» Task details:
Return each line of the data below verbatim; pictures are to be left out.

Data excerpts
———
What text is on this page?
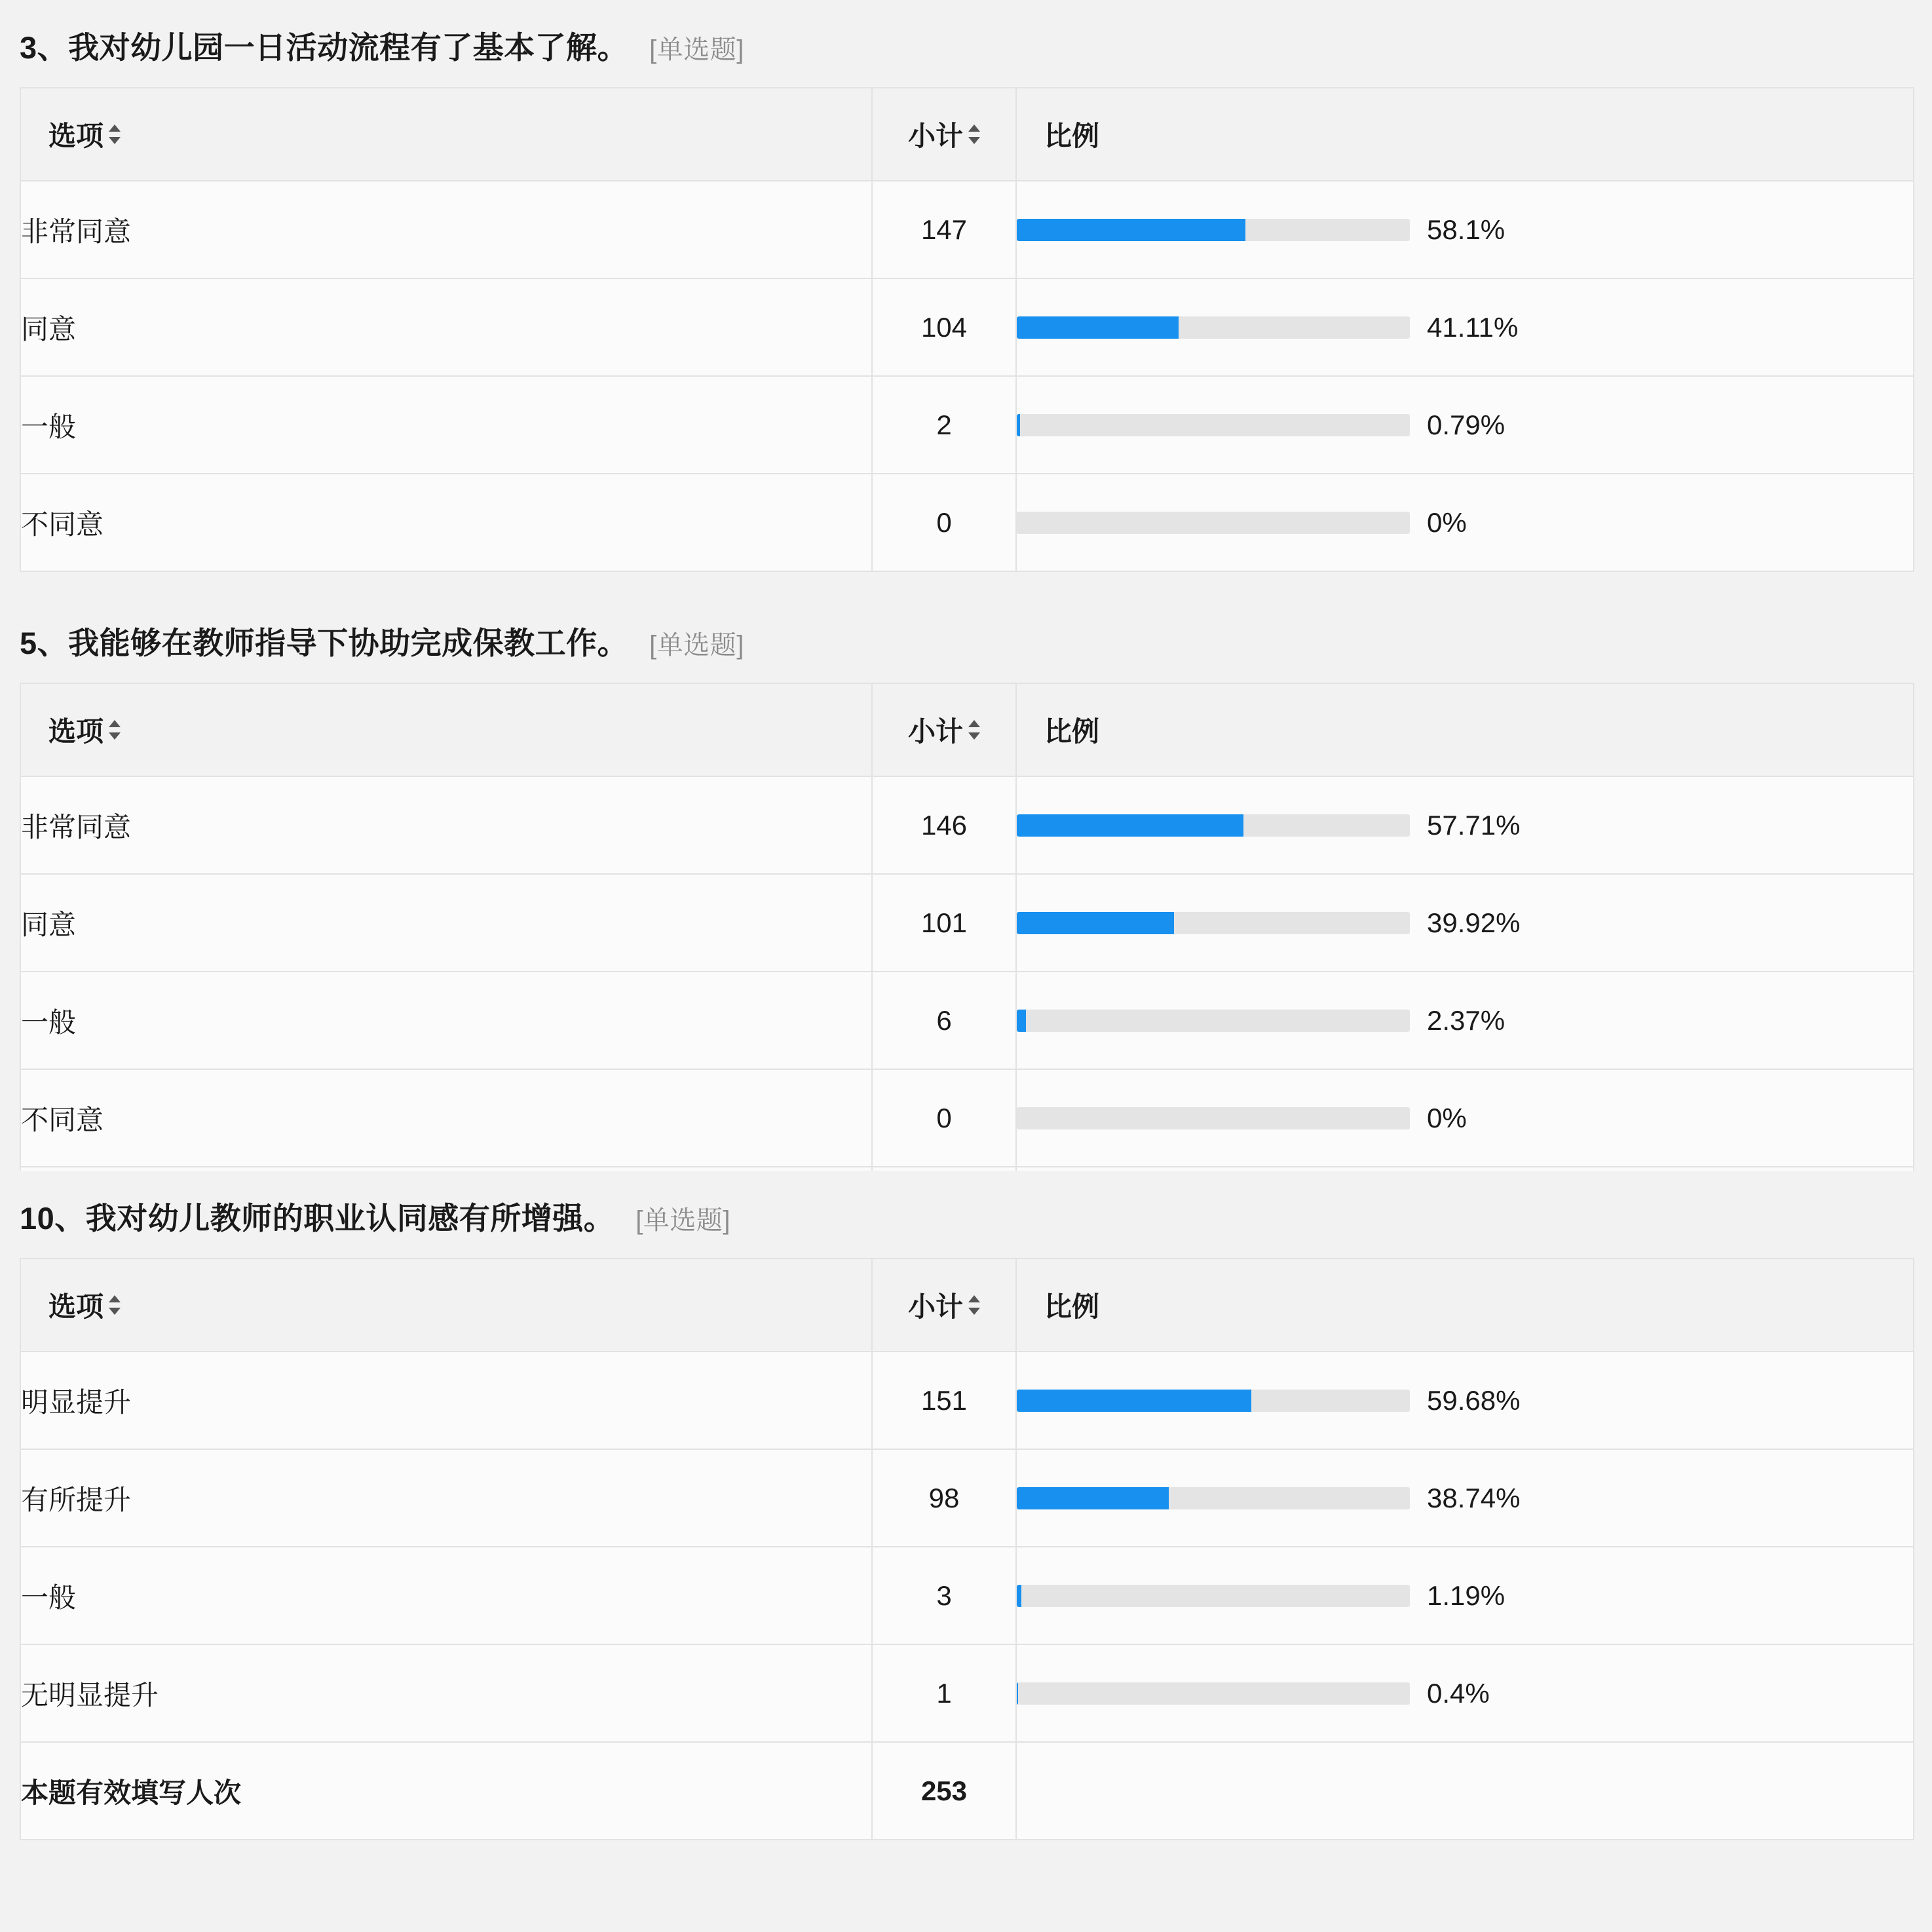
3、 我对幼儿园一日活动流程有了基本了解。 [单选题]
选项	小计	比例

非常同意	147	58.1%

同意	104	41.11%

一般	2	0.79%

不同意	0	0%

5、 我能够在教师指导下协助完成保教工作。 [单选题]
选项	小计	比例

非常同意	146	57.71%

同意	101	39.92%

一般	6	2.37%

不同意	0	0%

10、 我对幼儿教师的职业认同感有所增强。 [单选题]
选项	小计	比例

明显提升	151	59.68%

有所提升	98	38.74%

一般	3	1.19%

无明显提升	1	0.4%

本题有效填写人次	253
———
» Solved problem:
What text is on this page?
3、 我对幼儿园一日活动流程有了基本了解。 [单选题]
选项	小计	比例

非常同意	147	58.1%

同意	104	41.11%

一般	2	0.79%

不同意	0	0%

5、 我能够在教师指导下协助完成保教工作。 [单选题]
选项	小计	比例

非常同意	146	57.71%

同意	101	39.92%

一般	6	2.37%

不同意	0	0%

10、 我对幼儿教师的职业认同感有所增强。 [单选题]
选项	小计	比例

明显提升	151	59.68%

有所提升	98	38.74%

一般	3	1.19%

无明显提升	1	0.4%

本题有效填写人次	253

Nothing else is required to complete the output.